Copy out each line below that has the word "связи" in it.

-- begin --

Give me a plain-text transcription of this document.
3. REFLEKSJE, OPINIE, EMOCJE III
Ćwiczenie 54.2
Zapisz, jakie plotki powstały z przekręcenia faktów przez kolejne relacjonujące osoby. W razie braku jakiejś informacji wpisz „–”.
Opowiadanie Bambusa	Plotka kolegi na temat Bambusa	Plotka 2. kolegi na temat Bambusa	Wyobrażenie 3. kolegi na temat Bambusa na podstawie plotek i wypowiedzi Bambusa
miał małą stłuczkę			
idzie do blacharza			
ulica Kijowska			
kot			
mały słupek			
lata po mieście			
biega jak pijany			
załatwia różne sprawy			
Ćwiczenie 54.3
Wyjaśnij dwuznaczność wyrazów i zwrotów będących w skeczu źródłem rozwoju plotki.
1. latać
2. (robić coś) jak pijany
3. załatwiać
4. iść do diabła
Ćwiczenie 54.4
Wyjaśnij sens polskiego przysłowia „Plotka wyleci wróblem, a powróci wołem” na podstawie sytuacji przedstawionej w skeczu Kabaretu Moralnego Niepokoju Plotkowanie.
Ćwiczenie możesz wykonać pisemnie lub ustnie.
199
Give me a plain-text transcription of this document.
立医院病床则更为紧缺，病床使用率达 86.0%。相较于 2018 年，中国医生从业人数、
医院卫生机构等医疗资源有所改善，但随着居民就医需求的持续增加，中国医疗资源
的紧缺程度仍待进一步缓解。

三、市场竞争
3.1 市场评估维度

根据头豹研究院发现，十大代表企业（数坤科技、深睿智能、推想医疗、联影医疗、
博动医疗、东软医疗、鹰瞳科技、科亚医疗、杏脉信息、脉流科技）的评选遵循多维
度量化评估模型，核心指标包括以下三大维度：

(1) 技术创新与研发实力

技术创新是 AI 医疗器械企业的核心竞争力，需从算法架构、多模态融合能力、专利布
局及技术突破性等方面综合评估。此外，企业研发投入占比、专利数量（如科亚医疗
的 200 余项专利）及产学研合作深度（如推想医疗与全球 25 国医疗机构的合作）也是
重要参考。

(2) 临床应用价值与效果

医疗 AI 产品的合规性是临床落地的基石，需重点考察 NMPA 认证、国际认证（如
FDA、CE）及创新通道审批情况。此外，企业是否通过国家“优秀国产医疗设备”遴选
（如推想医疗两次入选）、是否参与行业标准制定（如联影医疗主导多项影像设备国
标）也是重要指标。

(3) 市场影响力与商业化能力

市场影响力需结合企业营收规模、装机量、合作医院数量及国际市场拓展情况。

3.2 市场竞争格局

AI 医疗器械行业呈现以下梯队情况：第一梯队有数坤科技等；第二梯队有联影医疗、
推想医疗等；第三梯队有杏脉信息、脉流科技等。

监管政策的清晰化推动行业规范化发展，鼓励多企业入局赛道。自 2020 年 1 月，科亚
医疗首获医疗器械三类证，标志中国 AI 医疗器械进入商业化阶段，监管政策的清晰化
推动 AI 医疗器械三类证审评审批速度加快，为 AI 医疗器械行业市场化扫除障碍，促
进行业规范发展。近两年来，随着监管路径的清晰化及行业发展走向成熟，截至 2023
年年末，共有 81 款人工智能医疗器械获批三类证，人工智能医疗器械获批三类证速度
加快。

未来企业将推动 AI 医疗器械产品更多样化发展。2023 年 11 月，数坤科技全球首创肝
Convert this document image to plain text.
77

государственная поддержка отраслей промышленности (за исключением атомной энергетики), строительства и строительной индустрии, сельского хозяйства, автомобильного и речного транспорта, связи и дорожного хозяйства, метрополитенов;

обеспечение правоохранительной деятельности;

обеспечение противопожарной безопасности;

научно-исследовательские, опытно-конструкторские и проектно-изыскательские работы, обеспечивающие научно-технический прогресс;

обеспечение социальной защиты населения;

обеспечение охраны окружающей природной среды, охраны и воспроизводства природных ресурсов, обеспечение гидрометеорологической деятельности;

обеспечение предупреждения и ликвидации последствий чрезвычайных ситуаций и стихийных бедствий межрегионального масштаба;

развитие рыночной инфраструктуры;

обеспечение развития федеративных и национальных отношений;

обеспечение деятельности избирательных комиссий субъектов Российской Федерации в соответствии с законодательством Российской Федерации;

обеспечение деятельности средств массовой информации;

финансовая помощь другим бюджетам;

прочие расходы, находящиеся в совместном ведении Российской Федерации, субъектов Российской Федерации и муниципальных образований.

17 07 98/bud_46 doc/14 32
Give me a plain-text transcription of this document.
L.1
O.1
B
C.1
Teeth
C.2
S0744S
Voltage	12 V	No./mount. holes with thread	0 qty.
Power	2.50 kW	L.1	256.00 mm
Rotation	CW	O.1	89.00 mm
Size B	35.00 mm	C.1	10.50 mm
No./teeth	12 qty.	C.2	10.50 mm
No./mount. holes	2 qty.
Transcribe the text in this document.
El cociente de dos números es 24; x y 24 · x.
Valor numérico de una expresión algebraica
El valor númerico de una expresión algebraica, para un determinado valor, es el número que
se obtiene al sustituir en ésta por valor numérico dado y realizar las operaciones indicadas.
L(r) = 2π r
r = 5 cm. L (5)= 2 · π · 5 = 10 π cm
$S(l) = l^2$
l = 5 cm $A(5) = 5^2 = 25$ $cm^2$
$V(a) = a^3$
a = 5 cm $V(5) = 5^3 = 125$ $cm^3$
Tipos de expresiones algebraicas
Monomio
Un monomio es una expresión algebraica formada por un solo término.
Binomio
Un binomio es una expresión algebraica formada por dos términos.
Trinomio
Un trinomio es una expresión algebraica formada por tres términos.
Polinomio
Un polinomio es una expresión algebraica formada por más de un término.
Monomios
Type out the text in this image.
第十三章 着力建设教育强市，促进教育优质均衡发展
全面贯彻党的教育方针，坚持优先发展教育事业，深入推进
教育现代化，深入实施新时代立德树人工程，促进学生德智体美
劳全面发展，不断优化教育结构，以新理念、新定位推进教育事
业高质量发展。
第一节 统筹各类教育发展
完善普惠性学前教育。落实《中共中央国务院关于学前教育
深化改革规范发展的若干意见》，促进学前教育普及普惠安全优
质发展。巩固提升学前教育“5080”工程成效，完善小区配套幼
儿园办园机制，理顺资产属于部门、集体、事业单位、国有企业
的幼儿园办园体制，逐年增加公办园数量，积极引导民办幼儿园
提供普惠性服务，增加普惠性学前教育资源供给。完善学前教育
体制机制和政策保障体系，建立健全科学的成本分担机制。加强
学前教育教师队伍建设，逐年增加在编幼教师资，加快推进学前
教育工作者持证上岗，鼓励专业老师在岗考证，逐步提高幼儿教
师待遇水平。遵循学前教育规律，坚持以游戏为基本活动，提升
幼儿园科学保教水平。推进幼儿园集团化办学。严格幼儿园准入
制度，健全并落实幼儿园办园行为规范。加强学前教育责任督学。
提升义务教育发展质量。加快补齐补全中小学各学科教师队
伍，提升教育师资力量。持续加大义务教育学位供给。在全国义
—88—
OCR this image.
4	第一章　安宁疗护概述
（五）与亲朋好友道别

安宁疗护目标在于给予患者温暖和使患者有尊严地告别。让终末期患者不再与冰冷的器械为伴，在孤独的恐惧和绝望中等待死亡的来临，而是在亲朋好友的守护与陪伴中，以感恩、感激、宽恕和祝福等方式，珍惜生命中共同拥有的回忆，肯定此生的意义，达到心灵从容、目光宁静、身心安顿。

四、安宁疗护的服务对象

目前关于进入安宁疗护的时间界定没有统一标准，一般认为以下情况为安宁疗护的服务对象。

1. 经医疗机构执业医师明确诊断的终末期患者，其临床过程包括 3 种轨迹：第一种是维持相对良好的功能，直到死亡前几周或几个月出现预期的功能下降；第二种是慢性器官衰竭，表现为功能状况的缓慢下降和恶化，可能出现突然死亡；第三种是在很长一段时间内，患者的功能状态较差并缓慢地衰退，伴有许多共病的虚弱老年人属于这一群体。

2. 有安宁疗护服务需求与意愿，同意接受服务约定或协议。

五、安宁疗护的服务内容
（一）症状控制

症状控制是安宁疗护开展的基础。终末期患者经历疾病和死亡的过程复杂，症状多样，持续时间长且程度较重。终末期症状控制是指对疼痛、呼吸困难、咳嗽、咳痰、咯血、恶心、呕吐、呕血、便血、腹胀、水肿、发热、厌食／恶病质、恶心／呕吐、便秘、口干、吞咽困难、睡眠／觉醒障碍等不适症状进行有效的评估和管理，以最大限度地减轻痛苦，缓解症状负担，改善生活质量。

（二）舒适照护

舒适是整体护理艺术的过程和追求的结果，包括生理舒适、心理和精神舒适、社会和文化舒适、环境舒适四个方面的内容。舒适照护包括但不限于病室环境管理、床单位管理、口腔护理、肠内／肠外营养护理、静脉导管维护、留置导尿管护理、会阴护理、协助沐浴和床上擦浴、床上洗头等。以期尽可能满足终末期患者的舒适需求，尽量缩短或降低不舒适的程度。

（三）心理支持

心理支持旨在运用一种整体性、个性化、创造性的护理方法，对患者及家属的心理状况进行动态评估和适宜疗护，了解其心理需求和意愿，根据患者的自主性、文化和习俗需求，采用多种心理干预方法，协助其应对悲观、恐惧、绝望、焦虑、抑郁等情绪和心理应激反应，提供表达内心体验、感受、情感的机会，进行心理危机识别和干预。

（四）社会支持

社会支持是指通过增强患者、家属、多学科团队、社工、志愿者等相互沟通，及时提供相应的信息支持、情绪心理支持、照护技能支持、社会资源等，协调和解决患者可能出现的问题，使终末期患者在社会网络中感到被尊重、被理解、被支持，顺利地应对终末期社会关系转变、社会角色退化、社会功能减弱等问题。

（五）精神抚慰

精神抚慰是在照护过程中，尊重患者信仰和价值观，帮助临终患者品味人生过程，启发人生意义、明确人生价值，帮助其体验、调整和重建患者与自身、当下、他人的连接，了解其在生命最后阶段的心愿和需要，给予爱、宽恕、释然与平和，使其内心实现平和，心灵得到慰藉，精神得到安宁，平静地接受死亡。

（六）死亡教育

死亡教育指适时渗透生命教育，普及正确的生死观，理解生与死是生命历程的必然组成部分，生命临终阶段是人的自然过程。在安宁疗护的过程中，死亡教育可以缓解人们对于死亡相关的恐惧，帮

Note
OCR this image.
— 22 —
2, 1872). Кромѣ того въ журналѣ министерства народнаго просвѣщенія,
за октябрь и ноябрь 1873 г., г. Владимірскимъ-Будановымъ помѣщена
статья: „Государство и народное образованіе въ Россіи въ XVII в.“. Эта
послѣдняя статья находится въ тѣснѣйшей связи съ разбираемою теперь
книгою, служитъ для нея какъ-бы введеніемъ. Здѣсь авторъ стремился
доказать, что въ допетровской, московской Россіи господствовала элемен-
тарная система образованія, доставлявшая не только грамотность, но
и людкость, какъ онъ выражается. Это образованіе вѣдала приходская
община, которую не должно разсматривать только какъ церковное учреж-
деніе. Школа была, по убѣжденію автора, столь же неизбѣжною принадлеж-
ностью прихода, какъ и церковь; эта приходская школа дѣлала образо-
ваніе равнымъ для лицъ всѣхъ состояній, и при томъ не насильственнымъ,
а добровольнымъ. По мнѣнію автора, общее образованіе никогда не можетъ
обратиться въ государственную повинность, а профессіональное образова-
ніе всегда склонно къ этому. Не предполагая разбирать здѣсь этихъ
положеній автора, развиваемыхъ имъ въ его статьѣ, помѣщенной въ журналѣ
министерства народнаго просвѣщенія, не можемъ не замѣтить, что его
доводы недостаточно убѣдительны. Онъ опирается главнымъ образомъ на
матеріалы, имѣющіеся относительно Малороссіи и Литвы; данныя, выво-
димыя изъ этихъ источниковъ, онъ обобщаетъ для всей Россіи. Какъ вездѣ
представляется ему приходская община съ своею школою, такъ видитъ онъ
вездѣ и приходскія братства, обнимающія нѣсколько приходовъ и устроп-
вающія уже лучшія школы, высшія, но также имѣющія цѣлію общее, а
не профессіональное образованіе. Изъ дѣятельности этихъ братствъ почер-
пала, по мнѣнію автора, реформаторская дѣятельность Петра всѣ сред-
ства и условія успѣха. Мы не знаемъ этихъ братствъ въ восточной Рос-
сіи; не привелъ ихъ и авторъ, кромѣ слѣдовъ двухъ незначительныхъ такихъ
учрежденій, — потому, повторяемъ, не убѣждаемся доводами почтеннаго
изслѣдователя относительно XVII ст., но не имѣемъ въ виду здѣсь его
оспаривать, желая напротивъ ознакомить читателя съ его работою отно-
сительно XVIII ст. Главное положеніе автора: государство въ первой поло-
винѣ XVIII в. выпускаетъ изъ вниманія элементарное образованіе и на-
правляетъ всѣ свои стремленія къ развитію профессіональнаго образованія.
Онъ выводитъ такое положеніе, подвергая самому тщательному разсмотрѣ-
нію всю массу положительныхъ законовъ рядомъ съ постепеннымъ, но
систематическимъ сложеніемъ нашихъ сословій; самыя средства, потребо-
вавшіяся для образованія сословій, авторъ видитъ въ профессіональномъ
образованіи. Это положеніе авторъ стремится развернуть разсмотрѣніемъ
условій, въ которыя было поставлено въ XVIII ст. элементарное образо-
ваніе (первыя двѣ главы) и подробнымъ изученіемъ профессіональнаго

-- end --

> [Final result]
государственная поддержка отраслей промышленности (за исключением атомной энергетики), строительства и строительной индустрии, сельского хозяйства, автомобильного и речного транспорта, связи и дорожного хозяйства, метрополитенов;
послѣдняя статья находится въ тѣснѣйшей связи съ разбираемою теперь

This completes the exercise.